■ Task description
Say how many lines in the records include the string "this", adding no other words.

■ Data shown
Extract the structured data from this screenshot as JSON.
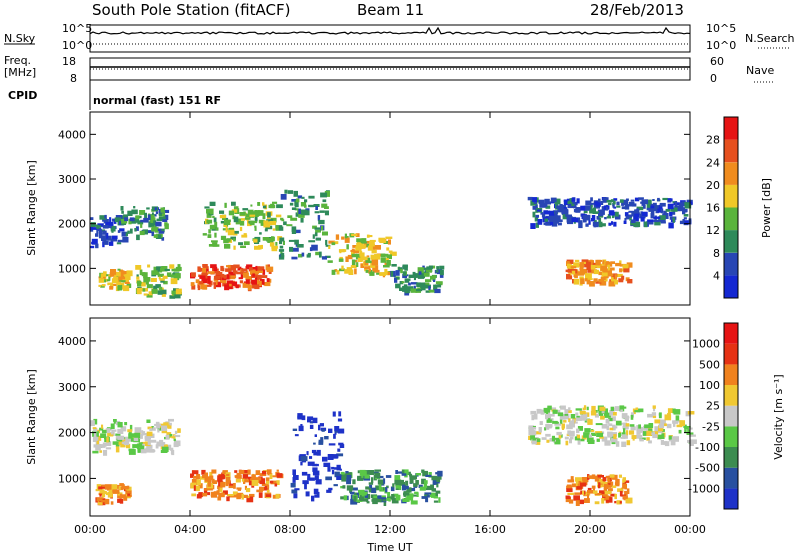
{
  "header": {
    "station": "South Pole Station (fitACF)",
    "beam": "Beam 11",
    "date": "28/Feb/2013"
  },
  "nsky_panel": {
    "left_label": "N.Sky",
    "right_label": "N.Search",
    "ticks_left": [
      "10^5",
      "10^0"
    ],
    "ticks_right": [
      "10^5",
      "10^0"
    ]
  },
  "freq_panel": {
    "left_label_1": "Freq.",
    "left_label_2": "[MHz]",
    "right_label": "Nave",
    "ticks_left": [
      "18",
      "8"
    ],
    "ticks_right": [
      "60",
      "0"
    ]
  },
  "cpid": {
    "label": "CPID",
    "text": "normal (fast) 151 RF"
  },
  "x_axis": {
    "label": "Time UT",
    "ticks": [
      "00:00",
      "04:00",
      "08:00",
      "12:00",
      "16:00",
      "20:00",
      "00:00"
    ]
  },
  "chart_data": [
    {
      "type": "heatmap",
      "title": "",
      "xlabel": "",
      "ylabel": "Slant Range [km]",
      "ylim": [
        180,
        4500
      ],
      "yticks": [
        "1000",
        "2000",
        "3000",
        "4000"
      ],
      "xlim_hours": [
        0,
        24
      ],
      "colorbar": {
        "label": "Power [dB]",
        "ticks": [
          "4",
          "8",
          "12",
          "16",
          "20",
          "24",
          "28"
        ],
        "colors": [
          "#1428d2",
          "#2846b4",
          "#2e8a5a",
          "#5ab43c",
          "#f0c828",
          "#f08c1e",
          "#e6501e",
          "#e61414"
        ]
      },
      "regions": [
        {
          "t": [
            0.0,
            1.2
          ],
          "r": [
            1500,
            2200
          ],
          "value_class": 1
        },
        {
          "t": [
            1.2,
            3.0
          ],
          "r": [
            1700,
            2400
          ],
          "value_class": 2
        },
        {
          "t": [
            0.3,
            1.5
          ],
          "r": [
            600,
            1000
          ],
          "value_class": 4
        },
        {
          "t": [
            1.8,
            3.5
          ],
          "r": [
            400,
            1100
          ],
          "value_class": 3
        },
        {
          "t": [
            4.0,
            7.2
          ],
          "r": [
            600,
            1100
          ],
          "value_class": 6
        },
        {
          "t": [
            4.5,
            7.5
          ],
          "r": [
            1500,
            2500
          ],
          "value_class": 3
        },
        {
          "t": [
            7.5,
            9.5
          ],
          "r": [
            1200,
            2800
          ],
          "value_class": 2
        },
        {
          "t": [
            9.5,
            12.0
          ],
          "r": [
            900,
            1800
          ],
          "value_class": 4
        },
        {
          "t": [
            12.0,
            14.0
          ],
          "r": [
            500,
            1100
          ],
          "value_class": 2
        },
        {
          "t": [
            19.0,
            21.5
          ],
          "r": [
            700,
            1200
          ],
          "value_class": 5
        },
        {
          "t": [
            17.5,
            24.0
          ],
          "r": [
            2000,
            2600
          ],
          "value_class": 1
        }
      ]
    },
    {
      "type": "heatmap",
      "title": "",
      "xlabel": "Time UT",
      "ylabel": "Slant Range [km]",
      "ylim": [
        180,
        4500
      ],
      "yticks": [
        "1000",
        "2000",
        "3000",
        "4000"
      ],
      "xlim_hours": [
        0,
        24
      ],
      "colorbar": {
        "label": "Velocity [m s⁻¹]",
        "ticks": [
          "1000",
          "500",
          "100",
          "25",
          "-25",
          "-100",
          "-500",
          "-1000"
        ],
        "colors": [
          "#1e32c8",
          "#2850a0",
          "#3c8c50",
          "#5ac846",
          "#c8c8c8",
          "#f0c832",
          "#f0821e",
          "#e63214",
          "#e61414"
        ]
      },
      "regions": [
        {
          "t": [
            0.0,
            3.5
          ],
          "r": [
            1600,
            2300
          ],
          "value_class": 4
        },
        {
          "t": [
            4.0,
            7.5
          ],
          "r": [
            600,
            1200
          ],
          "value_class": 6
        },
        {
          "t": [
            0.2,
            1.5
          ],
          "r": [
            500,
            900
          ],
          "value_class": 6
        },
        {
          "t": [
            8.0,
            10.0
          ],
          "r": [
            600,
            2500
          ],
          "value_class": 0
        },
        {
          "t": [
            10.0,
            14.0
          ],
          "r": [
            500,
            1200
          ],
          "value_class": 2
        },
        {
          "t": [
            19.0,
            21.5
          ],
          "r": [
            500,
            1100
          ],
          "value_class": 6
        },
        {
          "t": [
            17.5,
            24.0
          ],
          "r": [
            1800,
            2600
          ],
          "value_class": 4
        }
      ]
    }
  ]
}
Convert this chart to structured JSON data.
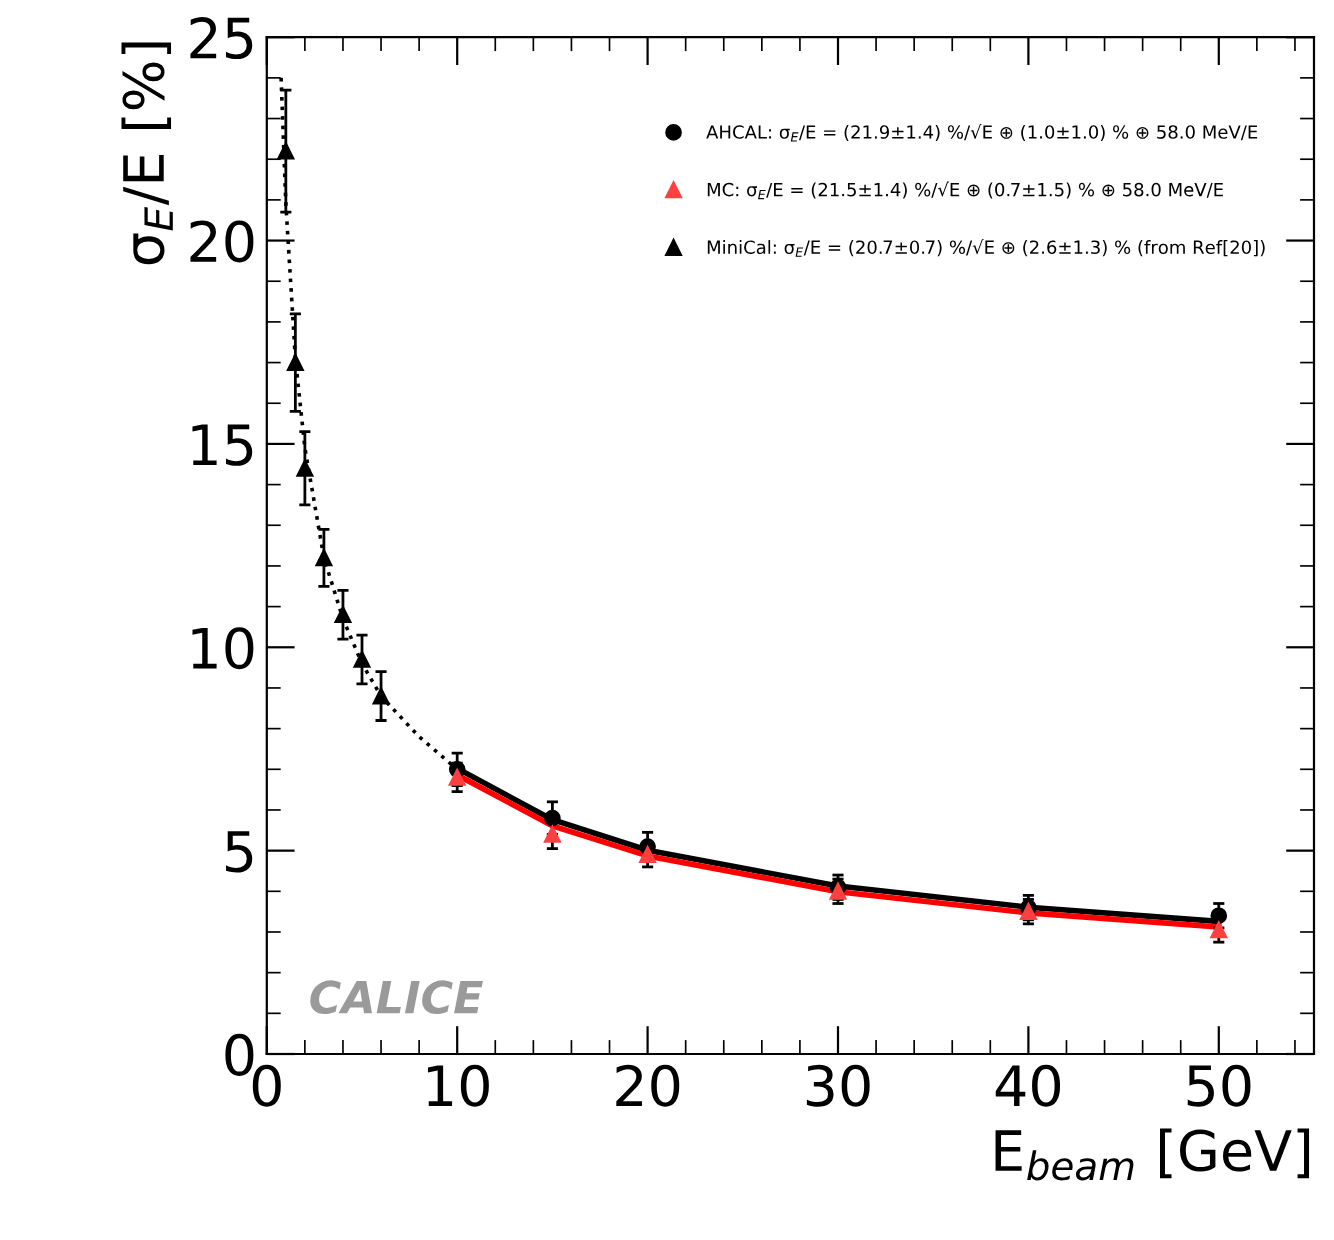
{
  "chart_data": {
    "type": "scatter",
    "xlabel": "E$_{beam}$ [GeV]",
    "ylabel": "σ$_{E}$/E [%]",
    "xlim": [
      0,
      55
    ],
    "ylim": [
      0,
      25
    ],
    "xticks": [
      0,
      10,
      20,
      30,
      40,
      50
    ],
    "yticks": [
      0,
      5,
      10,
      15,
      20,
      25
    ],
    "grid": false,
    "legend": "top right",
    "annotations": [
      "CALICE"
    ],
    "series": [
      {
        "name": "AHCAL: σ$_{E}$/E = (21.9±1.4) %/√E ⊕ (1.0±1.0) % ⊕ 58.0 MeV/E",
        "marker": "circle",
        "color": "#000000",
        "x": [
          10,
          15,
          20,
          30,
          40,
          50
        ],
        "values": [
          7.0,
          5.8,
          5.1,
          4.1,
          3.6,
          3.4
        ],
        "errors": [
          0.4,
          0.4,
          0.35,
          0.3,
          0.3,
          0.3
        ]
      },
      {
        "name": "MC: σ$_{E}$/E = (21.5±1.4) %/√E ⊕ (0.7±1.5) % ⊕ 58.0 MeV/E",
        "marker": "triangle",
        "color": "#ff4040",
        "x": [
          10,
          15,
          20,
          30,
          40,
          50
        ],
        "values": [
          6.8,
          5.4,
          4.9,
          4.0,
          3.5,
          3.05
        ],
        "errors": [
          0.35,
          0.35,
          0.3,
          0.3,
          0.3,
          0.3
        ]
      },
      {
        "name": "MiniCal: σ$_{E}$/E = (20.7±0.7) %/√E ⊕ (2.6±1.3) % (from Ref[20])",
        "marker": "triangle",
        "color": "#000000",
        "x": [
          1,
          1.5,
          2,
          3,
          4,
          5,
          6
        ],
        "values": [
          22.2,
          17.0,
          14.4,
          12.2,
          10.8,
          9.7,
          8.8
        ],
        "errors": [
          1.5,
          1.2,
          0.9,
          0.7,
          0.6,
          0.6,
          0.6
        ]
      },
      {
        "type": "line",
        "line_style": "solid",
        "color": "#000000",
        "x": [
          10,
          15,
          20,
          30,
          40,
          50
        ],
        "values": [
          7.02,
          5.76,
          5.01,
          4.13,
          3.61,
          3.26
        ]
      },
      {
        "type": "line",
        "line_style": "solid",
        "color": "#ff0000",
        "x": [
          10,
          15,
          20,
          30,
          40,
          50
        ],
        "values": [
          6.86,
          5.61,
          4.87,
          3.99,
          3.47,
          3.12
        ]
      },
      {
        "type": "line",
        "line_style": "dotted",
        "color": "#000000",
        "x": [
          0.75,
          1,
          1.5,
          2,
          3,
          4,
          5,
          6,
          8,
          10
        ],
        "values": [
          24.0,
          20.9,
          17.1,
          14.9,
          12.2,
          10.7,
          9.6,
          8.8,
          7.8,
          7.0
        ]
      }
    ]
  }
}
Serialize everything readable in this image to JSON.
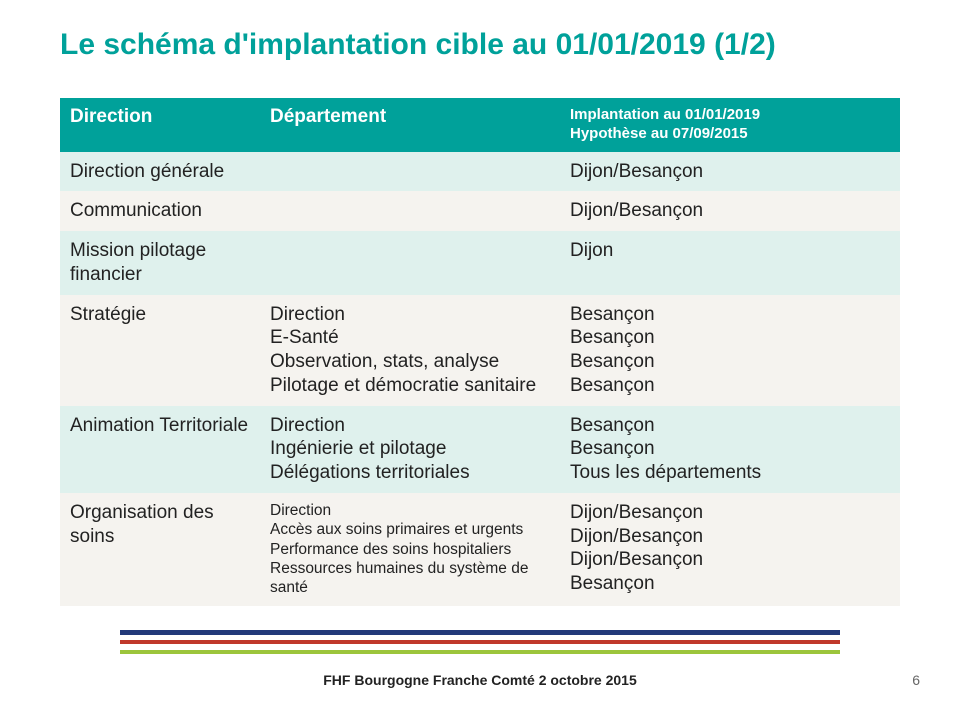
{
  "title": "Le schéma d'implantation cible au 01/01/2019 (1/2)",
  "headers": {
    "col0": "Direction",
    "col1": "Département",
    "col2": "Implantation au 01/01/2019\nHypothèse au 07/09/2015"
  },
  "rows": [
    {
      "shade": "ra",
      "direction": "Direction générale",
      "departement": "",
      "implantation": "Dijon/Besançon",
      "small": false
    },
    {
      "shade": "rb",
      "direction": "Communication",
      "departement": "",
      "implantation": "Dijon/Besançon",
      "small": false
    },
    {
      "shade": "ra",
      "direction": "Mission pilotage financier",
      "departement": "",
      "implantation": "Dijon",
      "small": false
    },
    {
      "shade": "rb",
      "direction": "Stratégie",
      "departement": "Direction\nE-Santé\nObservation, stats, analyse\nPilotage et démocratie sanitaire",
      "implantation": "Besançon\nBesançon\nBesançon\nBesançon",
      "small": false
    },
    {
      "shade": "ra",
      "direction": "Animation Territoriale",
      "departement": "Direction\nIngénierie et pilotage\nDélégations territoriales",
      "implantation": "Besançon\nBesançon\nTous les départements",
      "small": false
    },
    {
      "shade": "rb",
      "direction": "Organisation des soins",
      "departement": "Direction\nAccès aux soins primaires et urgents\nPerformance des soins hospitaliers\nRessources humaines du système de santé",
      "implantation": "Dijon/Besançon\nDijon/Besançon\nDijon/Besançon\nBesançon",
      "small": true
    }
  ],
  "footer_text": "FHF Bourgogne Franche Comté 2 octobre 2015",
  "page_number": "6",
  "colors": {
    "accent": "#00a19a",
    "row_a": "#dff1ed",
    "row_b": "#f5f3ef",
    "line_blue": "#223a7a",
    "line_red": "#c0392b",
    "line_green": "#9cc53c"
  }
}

■ Reply to the task
3